* **Stated goal**: For every line in the records that has the word "Short", make a copy.

(Data records)
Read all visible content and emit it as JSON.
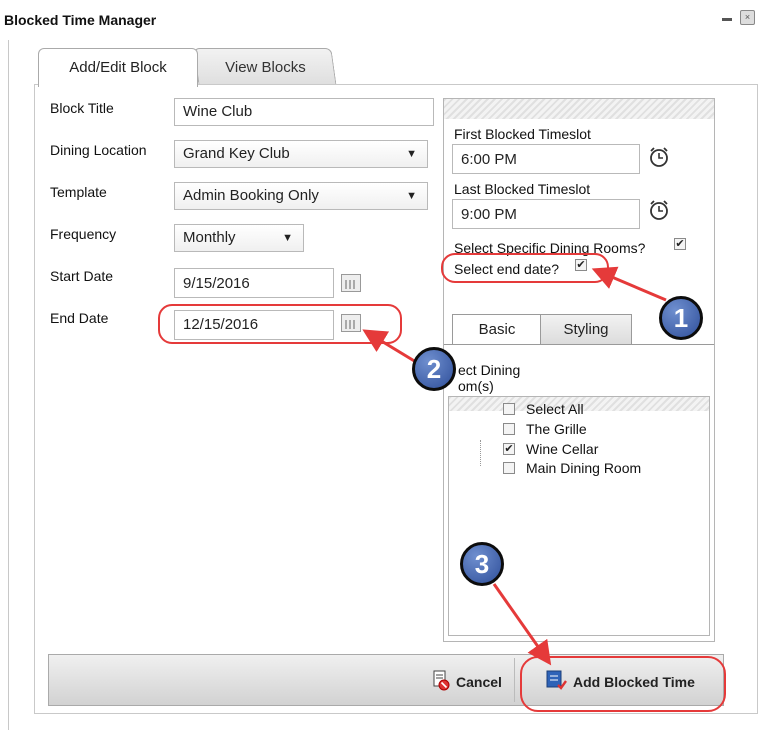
{
  "window": {
    "title": "Blocked Time Manager"
  },
  "tabs": [
    {
      "label": "Add/Edit Block"
    },
    {
      "label": "View Blocks"
    }
  ],
  "form": {
    "block_title": {
      "label": "Block Title",
      "value": "Wine Club"
    },
    "dining_location": {
      "label": "Dining Location",
      "value": "Grand Key Club"
    },
    "template": {
      "label": "Template",
      "value": "Admin Booking Only"
    },
    "frequency": {
      "label": "Frequency",
      "value": "Monthly"
    },
    "start_date": {
      "label": "Start Date",
      "value": "9/15/2016"
    },
    "end_date": {
      "label": "End Date",
      "value": "12/15/2016"
    }
  },
  "right_panel": {
    "first_timeslot": {
      "label": "First Blocked Timeslot",
      "value": "6:00 PM"
    },
    "last_timeslot": {
      "label": "Last Blocked Timeslot",
      "value": "9:00 PM"
    },
    "select_rooms": {
      "label": "Select Specific Dining Rooms?",
      "checked": true
    },
    "select_end_date": {
      "label": "Select end date?",
      "checked": true
    },
    "subtabs": [
      {
        "label": "Basic"
      },
      {
        "label": "Styling"
      }
    ],
    "rooms_heading_line1": "ect Dining",
    "rooms_heading_line2": "om(s)",
    "rooms": [
      {
        "label": "Select All",
        "checked": false
      },
      {
        "label": "The Grille",
        "checked": false
      },
      {
        "label": "Wine Cellar",
        "checked": true
      },
      {
        "label": "Main Dining Room",
        "checked": false
      }
    ]
  },
  "footer": {
    "cancel_label": "Cancel",
    "add_label": "Add Blocked Time"
  },
  "annotations": [
    {
      "number": "1"
    },
    {
      "number": "2"
    },
    {
      "number": "3"
    }
  ],
  "colors": {
    "annotation_red": "#e53a3a",
    "badge_blue": "#3b5ea8"
  },
  "icons": [
    "calendar-icon",
    "clock-icon",
    "cancel-icon",
    "add-blocked-time-icon",
    "minimize-icon",
    "maximize-icon"
  ]
}
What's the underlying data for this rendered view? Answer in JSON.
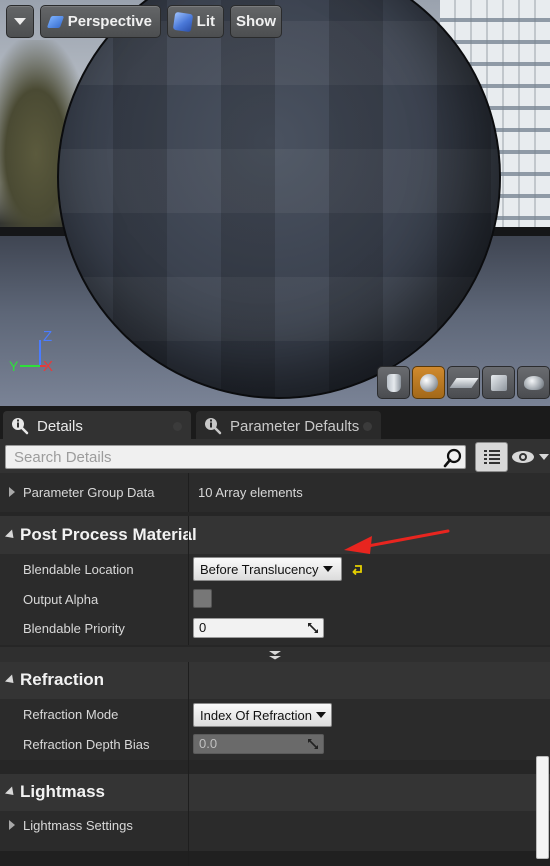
{
  "viewport": {
    "perspective_label": "Perspective",
    "lit_label": "Lit",
    "show_label": "Show",
    "axis": {
      "z": "Z",
      "x": "X"
    }
  },
  "tabs": [
    {
      "label": "Details"
    },
    {
      "label": "Parameter Defaults"
    }
  ],
  "search": {
    "placeholder": "Search Details"
  },
  "properties": {
    "parameter_group_data": {
      "label": "Parameter Group Data",
      "value": "10 Array elements"
    },
    "post_process": {
      "title": "Post Process Material",
      "blendable_location": {
        "label": "Blendable Location",
        "value": "Before Translucency"
      },
      "output_alpha": {
        "label": "Output Alpha",
        "checked": false
      },
      "blendable_priority": {
        "label": "Blendable Priority",
        "value": "0"
      }
    },
    "refraction": {
      "title": "Refraction",
      "mode": {
        "label": "Refraction Mode",
        "value": "Index Of Refraction"
      },
      "depth_bias": {
        "label": "Refraction Depth Bias",
        "value": "0.0"
      }
    },
    "lightmass": {
      "title": "Lightmass",
      "settings": {
        "label": "Lightmass Settings"
      }
    }
  },
  "colors": {
    "annotation_arrow": "#e8251f",
    "active_tool": "#d08a2e",
    "reset_arrow": "#e6d000"
  }
}
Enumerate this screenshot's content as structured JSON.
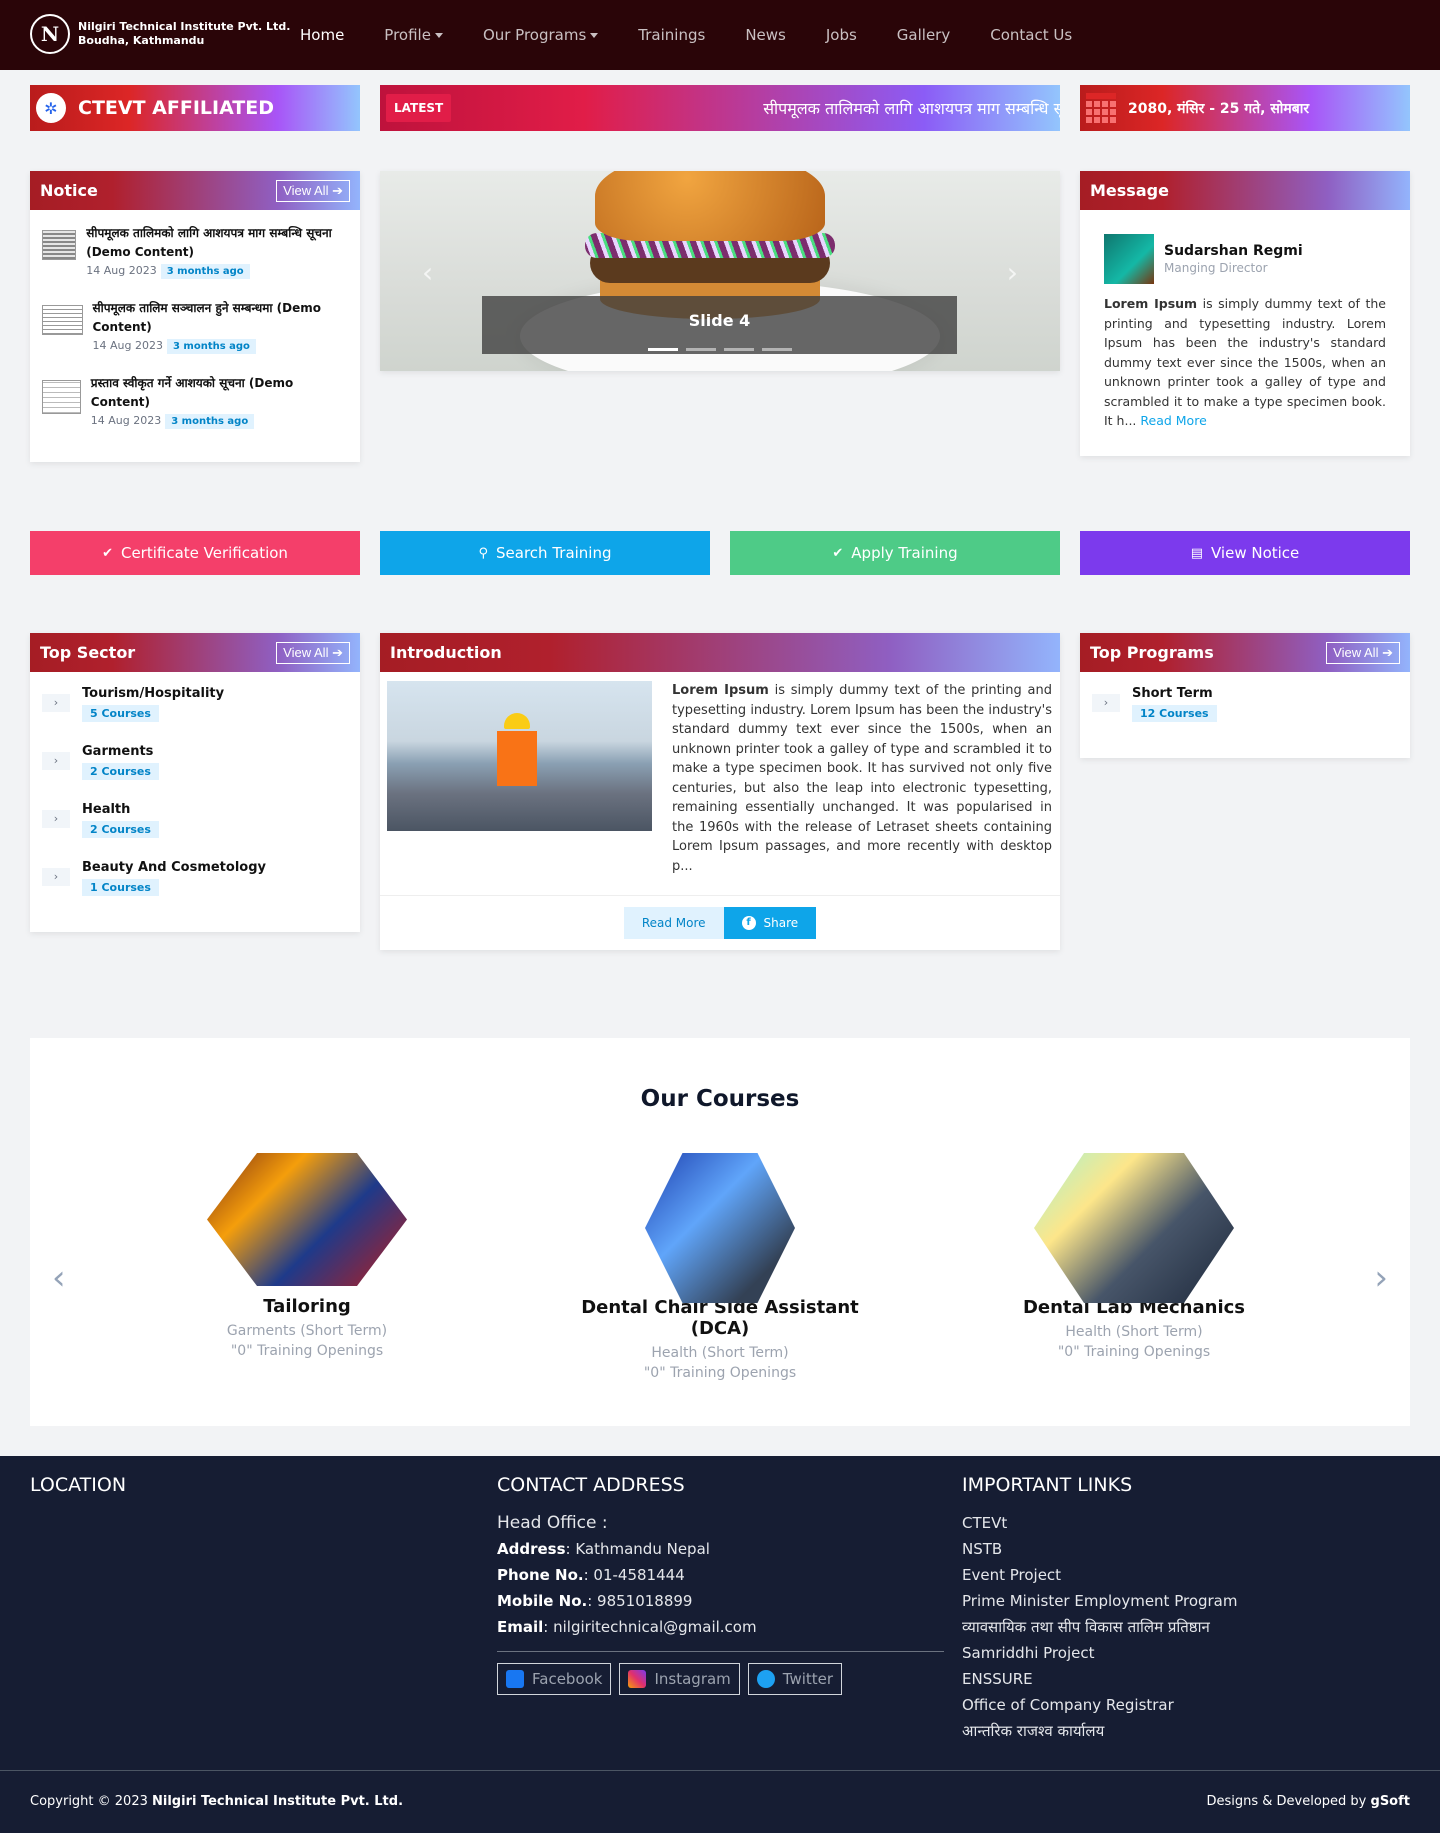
{
  "brand": {
    "name": "Nilgiri Technical Institute Pvt. Ltd.",
    "address": "Boudha, Kathmandu",
    "logo_letter": "N",
    "logo_word": "Nilgiri"
  },
  "nav": [
    {
      "label": "Home",
      "active": true
    },
    {
      "label": "Profile",
      "dropdown": true
    },
    {
      "label": "Our Programs",
      "dropdown": true
    },
    {
      "label": "Trainings"
    },
    {
      "label": "News"
    },
    {
      "label": "Jobs"
    },
    {
      "label": "Gallery"
    },
    {
      "label": "Contact Us"
    }
  ],
  "bars": {
    "ctevt": "CTEVT AFFILIATED",
    "latest_badge": "LATEST",
    "ticker": "सीपमूलक तालिमको लागि आशयपत्र माग सम्बन्धि सूचना",
    "date": "2080, मंसिर - 25 गते, सोमबार"
  },
  "notice": {
    "title": "Notice",
    "view_all": "View All",
    "items": [
      {
        "title": "सीपमूलक तालिमको लागि आशयपत्र माग सम्बन्धि सूचना (Demo Content)",
        "date": "14 Aug 2023",
        "ago": "3 months ago"
      },
      {
        "title": "सीपमूलक तालिम सञ्चालन हुने सम्बन्धमा (Demo Content)",
        "date": "14 Aug 2023",
        "ago": "3 months ago"
      },
      {
        "title": "प्रस्ताव स्वीकृत गर्ने आशयको सूचना (Demo Content)",
        "date": "14 Aug 2023",
        "ago": "3 months ago"
      }
    ]
  },
  "slider": {
    "caption": "Slide 4",
    "prev": "‹",
    "next": "›"
  },
  "message": {
    "title": "Message",
    "name": "Sudarshan Regmi",
    "role": "Manging Director",
    "lead": "Lorem Ipsum",
    "text": " is simply dummy text of the printing and typesetting industry. Lorem Ipsum has been the industry's standard dummy text ever since the 1500s, when an unknown printer took a galley of type and scrambled it to make a type specimen book. It h... ",
    "read_more": "Read More"
  },
  "actions": [
    {
      "label": "Certificate Verification",
      "icon": "✔",
      "color": "#f43f6a"
    },
    {
      "label": "Search Training",
      "icon": "⚲",
      "color": "#0ea5e9"
    },
    {
      "label": "Apply Training",
      "icon": "✔",
      "color": "#4ecb87"
    },
    {
      "label": "View Notice",
      "icon": "▤",
      "color": "#7c3aed"
    }
  ],
  "top_sector": {
    "title": "Top Sector",
    "view_all": "View All",
    "items": [
      {
        "name": "Tourism/Hospitality",
        "count": "5 Courses"
      },
      {
        "name": "Garments",
        "count": "2 Courses"
      },
      {
        "name": "Health",
        "count": "2 Courses"
      },
      {
        "name": "Beauty And Cosmetology",
        "count": "1 Courses"
      }
    ]
  },
  "intro": {
    "title": "Introduction",
    "lead": "Lorem Ipsum",
    "text": " is simply dummy text of the printing and typesetting industry. Lorem Ipsum has been the industry's standard dummy text ever since the 1500s, when an unknown printer took a galley of type and scrambled it to make a type specimen book. It has survived not only five centuries, but also the leap into electronic typesetting, remaining essentially unchanged. It was popularised in the 1960s with the release of Letraset sheets containing Lorem Ipsum passages, and more recently with desktop p...",
    "read_more": "Read More",
    "share": "Share"
  },
  "top_programs": {
    "title": "Top Programs",
    "view_all": "View All",
    "items": [
      {
        "name": "Short Term",
        "count": "12 Courses"
      }
    ]
  },
  "courses": {
    "title": "Our Courses",
    "items": [
      {
        "name": "Tailoring",
        "sector": "Garments (Short Term)",
        "openings": "\"0\" Training Openings"
      },
      {
        "name": "Dental Chair Side Assistant (DCA)",
        "sector": "Health (Short Term)",
        "openings": "\"0\" Training Openings"
      },
      {
        "name": "Dental Lab Mechanics",
        "sector": "Health (Short Term)",
        "openings": "\"0\" Training Openings"
      }
    ]
  },
  "footer": {
    "location_title": "LOCATION",
    "contact_title": "CONTACT ADDRESS",
    "head_office": "Head Office :",
    "address_label": "Address",
    "address": ": Kathmandu Nepal",
    "phone_label": "Phone No.",
    "phone": ": 01-4581444",
    "mobile_label": "Mobile No.",
    "mobile": ": 9851018899",
    "email_label": "Email",
    "email": ": nilgiritechnical@gmail.com",
    "social": [
      {
        "label": "Facebook",
        "color": "#1877f2"
      },
      {
        "label": "Instagram",
        "color": "#e1306c"
      },
      {
        "label": "Twitter",
        "color": "#1da1f2"
      }
    ],
    "links_title": "IMPORTANT LINKS",
    "links": [
      "CTEVt",
      "NSTB",
      "Event Project",
      "Prime Minister Employment Program",
      "व्यावसायिक तथा सीप विकास तालिम प्रतिष्ठान",
      "Samriddhi Project",
      "ENSSURE",
      "Office of Company Registrar",
      "आन्तरिक राजश्व कार्यालय"
    ],
    "copyright_prefix": "Copyright © 2023 ",
    "copyright_name": "Nilgiri Technical Institute Pvt. Ltd.",
    "dev_prefix": "Designs & Developed by ",
    "dev_name": "gSoft"
  }
}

* **Response to the task**:
        "name": "Short Term",
        "sector": "Garments (Short Term)",
        "sector": "Health (Short Term)",
        "sector": "Health (Short Term)",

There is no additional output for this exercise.